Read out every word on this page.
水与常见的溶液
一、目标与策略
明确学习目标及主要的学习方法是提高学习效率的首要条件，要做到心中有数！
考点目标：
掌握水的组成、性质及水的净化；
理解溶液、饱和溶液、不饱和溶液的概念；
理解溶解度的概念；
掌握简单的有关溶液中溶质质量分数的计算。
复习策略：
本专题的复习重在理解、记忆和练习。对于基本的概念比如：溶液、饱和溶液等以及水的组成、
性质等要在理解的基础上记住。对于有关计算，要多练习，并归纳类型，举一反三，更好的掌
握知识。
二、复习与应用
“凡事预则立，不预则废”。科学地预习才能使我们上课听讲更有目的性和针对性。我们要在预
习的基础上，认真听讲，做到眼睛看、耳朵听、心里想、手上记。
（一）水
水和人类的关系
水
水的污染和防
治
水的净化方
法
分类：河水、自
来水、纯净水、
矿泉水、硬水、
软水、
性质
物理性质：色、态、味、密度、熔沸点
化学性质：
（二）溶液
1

---------------

Exercise goal: Set down all of the records shown above once more, exactly.

Answer to this task:
Read out every word on this page.
水与常见的溶液
一、目标与策略
明确学习目标及主要的学习方法是提高学习效率的首要条件，要做到心中有数！
考点目标：
掌握水的组成、性质及水的净化；
理解溶液、饱和溶液、不饱和溶液的概念；
理解溶解度的概念；
掌握简单的有关溶液中溶质质量分数的计算。
复习策略：
本专题的复习重在理解、记忆和练习。对于基本的概念比如：溶液、饱和溶液等以及水的组成、
性质等要在理解的基础上记住。对于有关计算，要多练习，并归纳类型，举一反三，更好的掌
握知识。
二、复习与应用
“凡事预则立，不预则废”。科学地预习才能使我们上课听讲更有目的性和针对性。我们要在预
习的基础上，认真听讲，做到眼睛看、耳朵听、心里想、手上记。
（一）水
水和人类的关系
水
水的污染和防
治
水的净化方
法
分类：河水、自
来水、纯净水、
矿泉水、硬水、
软水、
性质
物理性质：色、态、味、密度、熔沸点
化学性质：
（二）溶液
1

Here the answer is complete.